▶ Task to carry out
Write out the data below in full, unchanged, minus the images.

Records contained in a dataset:
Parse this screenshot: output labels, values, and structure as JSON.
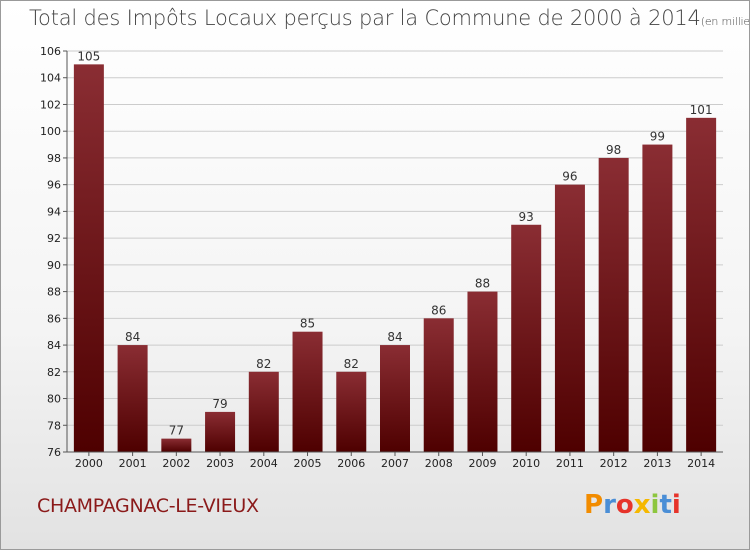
{
  "header": {
    "title": "Total des Impôts Locaux perçus par la Commune de 2000 à 2014",
    "unit": "(en milliers d'€)"
  },
  "footer": {
    "commune": "CHAMPAGNAC-LE-VIEUX",
    "brand": "Proxiti",
    "brand_colors": [
      "#f28c00",
      "#4a8ed6",
      "#e6332a",
      "#f5b800",
      "#8dc63f",
      "#4a8ed6",
      "#e6332a"
    ]
  },
  "colors": {
    "bar_dark": "#4e0000",
    "bar_light": "#8a2d33",
    "grid": "#cccccc",
    "axis_text": "#222222",
    "label_text": "#333333"
  },
  "chart_data": {
    "type": "bar",
    "title": "Total des Impôts Locaux perçus par la Commune de 2000 à 2014",
    "xlabel": "",
    "ylabel": "",
    "categories": [
      "2000",
      "2001",
      "2002",
      "2003",
      "2004",
      "2005",
      "2006",
      "2007",
      "2008",
      "2009",
      "2010",
      "2011",
      "2012",
      "2013",
      "2014"
    ],
    "values": [
      105,
      84,
      77,
      79,
      82,
      85,
      82,
      84,
      86,
      88,
      93,
      96,
      98,
      99,
      101
    ],
    "ylim": [
      76,
      106
    ],
    "yticks": [
      76,
      78,
      80,
      82,
      84,
      86,
      88,
      90,
      92,
      94,
      96,
      98,
      100,
      102,
      104,
      106
    ],
    "grid": true
  }
}
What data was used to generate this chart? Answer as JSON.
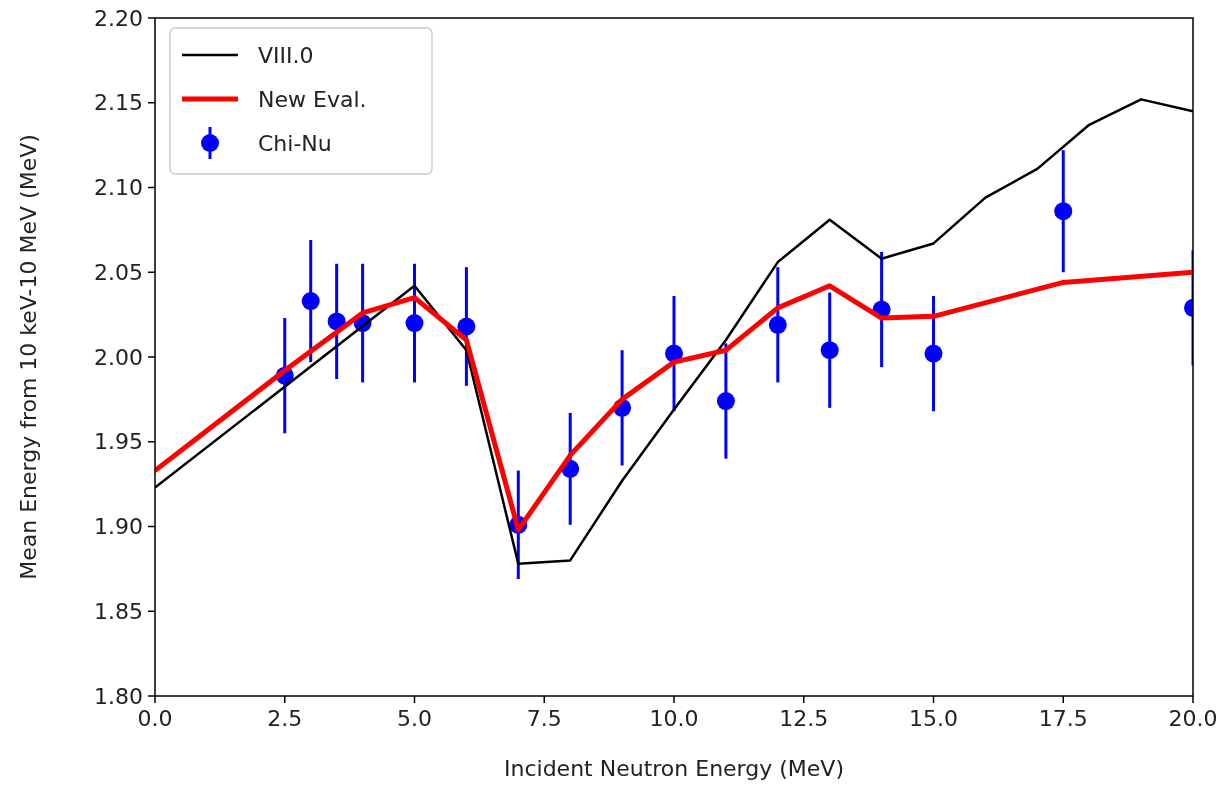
{
  "chart_data": {
    "type": "line",
    "xlabel": "Incident Neutron Energy (MeV)",
    "ylabel": "Mean Energy from 10 keV-10 MeV (MeV)",
    "xlim": [
      0,
      20
    ],
    "ylim": [
      1.8,
      2.2
    ],
    "xticks": [
      {
        "value": 0,
        "label": "0.0"
      },
      {
        "value": 2.5,
        "label": "2.5"
      },
      {
        "value": 5,
        "label": "5.0"
      },
      {
        "value": 7.5,
        "label": "7.5"
      },
      {
        "value": 10,
        "label": "10.0"
      },
      {
        "value": 12.5,
        "label": "12.5"
      },
      {
        "value": 15,
        "label": "15.0"
      },
      {
        "value": 17.5,
        "label": "17.5"
      },
      {
        "value": 20,
        "label": "20.0"
      }
    ],
    "yticks": [
      {
        "value": 1.8,
        "label": "1.80"
      },
      {
        "value": 1.85,
        "label": "1.85"
      },
      {
        "value": 1.9,
        "label": "1.90"
      },
      {
        "value": 1.95,
        "label": "1.95"
      },
      {
        "value": 2.0,
        "label": "2.00"
      },
      {
        "value": 2.05,
        "label": "2.05"
      },
      {
        "value": 2.1,
        "label": "2.10"
      },
      {
        "value": 2.15,
        "label": "2.15"
      },
      {
        "value": 2.2,
        "label": "2.20"
      }
    ],
    "legend": "top left",
    "grid": false,
    "series": [
      {
        "name": "VIII.0",
        "color": "#000000",
        "marker": "none",
        "x": [
          0,
          5,
          6,
          7,
          8,
          9,
          10,
          11,
          12,
          13,
          14,
          15,
          16,
          17,
          18,
          19,
          20
        ],
        "values": [
          1.923,
          2.042,
          2.004,
          1.878,
          1.88,
          1.927,
          1.969,
          2.01,
          2.056,
          2.081,
          2.058,
          2.067,
          2.094,
          2.111,
          2.137,
          2.152,
          2.145
        ]
      },
      {
        "name": "New Eval.",
        "color": "#ff0000",
        "marker": "none",
        "x": [
          0,
          2.5,
          4,
          5,
          6,
          7,
          8,
          9,
          10,
          11,
          12,
          13,
          14,
          15,
          17.5,
          20
        ],
        "values": [
          1.933,
          1.992,
          2.026,
          2.035,
          2.01,
          1.898,
          1.942,
          1.975,
          1.997,
          2.004,
          2.029,
          2.042,
          2.023,
          2.024,
          2.044,
          2.05
        ]
      },
      {
        "name": "Chi-Nu",
        "type": "scatter",
        "color": "#0000ff",
        "marker": "circle",
        "x": [
          2.5,
          3,
          3.5,
          4,
          5,
          6,
          7,
          8,
          9,
          10,
          11,
          12,
          13,
          14,
          15,
          17.5,
          20
        ],
        "values": [
          1.989,
          2.033,
          2.021,
          2.02,
          2.02,
          2.018,
          1.901,
          1.934,
          1.97,
          2.002,
          1.974,
          2.019,
          2.004,
          2.028,
          2.002,
          2.086,
          2.029
        ],
        "errors": [
          0.034,
          0.036,
          0.034,
          0.035,
          0.035,
          0.035,
          0.032,
          0.033,
          0.034,
          0.034,
          0.034,
          0.034,
          0.034,
          0.034,
          0.034,
          0.036,
          0.034
        ]
      }
    ]
  }
}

▶ Problem solution
Parse this screenshot: output labels, values, and structure as JSON.
{
  "header": {
    "title": "Total des Impôts Locaux perçus par la Commune de 2000 à 2014",
    "unit": "(en milliers d'€)"
  },
  "footer": {
    "commune": "CHAMPAGNAC-LE-VIEUX",
    "brand": "Proxiti",
    "brand_colors": [
      "#f28c00",
      "#4a8ed6",
      "#e6332a",
      "#f5b800",
      "#8dc63f",
      "#4a8ed6",
      "#e6332a"
    ]
  },
  "colors": {
    "bar_dark": "#4e0000",
    "bar_light": "#8a2d33",
    "grid": "#cccccc",
    "axis_text": "#222222",
    "label_text": "#333333"
  },
  "chart_data": {
    "type": "bar",
    "title": "Total des Impôts Locaux perçus par la Commune de 2000 à 2014",
    "xlabel": "",
    "ylabel": "",
    "categories": [
      "2000",
      "2001",
      "2002",
      "2003",
      "2004",
      "2005",
      "2006",
      "2007",
      "2008",
      "2009",
      "2010",
      "2011",
      "2012",
      "2013",
      "2014"
    ],
    "values": [
      105,
      84,
      77,
      79,
      82,
      85,
      82,
      84,
      86,
      88,
      93,
      96,
      98,
      99,
      101
    ],
    "ylim": [
      76,
      106
    ],
    "yticks": [
      76,
      78,
      80,
      82,
      84,
      86,
      88,
      90,
      92,
      94,
      96,
      98,
      100,
      102,
      104,
      106
    ],
    "grid": true
  }
}
What data was used to generate this chart? Answer as JSON.
{
  "chart_data": {
    "type": "line",
    "xlabel": "Incident Neutron Energy (MeV)",
    "ylabel": "Mean Energy from 10 keV-10 MeV (MeV)",
    "xlim": [
      0,
      20
    ],
    "ylim": [
      1.8,
      2.2
    ],
    "xticks": [
      {
        "value": 0,
        "label": "0.0"
      },
      {
        "value": 2.5,
        "label": "2.5"
      },
      {
        "value": 5,
        "label": "5.0"
      },
      {
        "value": 7.5,
        "label": "7.5"
      },
      {
        "value": 10,
        "label": "10.0"
      },
      {
        "value": 12.5,
        "label": "12.5"
      },
      {
        "value": 15,
        "label": "15.0"
      },
      {
        "value": 17.5,
        "label": "17.5"
      },
      {
        "value": 20,
        "label": "20.0"
      }
    ],
    "yticks": [
      {
        "value": 1.8,
        "label": "1.80"
      },
      {
        "value": 1.85,
        "label": "1.85"
      },
      {
        "value": 1.9,
        "label": "1.90"
      },
      {
        "value": 1.95,
        "label": "1.95"
      },
      {
        "value": 2.0,
        "label": "2.00"
      },
      {
        "value": 2.05,
        "label": "2.05"
      },
      {
        "value": 2.1,
        "label": "2.10"
      },
      {
        "value": 2.15,
        "label": "2.15"
      },
      {
        "value": 2.2,
        "label": "2.20"
      }
    ],
    "legend": "top left",
    "grid": false,
    "series": [
      {
        "name": "VIII.0",
        "color": "#000000",
        "marker": "none",
        "x": [
          0,
          5,
          6,
          7,
          8,
          9,
          10,
          11,
          12,
          13,
          14,
          15,
          16,
          17,
          18,
          19,
          20
        ],
        "values": [
          1.923,
          2.042,
          2.004,
          1.878,
          1.88,
          1.927,
          1.969,
          2.01,
          2.056,
          2.081,
          2.058,
          2.067,
          2.094,
          2.111,
          2.137,
          2.152,
          2.145
        ]
      },
      {
        "name": "New Eval.",
        "color": "#ff0000",
        "marker": "none",
        "x": [
          0,
          2.5,
          4,
          5,
          6,
          7,
          8,
          9,
          10,
          11,
          12,
          13,
          14,
          15,
          17.5,
          20
        ],
        "values": [
          1.933,
          1.992,
          2.026,
          2.035,
          2.01,
          1.898,
          1.942,
          1.975,
          1.997,
          2.004,
          2.029,
          2.042,
          2.023,
          2.024,
          2.044,
          2.05
        ]
      },
      {
        "name": "Chi-Nu",
        "type": "scatter",
        "color": "#0000ff",
        "marker": "circle",
        "x": [
          2.5,
          3,
          3.5,
          4,
          5,
          6,
          7,
          8,
          9,
          10,
          11,
          12,
          13,
          14,
          15,
          17.5,
          20
        ],
        "values": [
          1.989,
          2.033,
          2.021,
          2.02,
          2.02,
          2.018,
          1.901,
          1.934,
          1.97,
          2.002,
          1.974,
          2.019,
          2.004,
          2.028,
          2.002,
          2.086,
          2.029
        ],
        "errors": [
          0.034,
          0.036,
          0.034,
          0.035,
          0.035,
          0.035,
          0.032,
          0.033,
          0.034,
          0.034,
          0.034,
          0.034,
          0.034,
          0.034,
          0.034,
          0.036,
          0.034
        ]
      }
    ]
  }
}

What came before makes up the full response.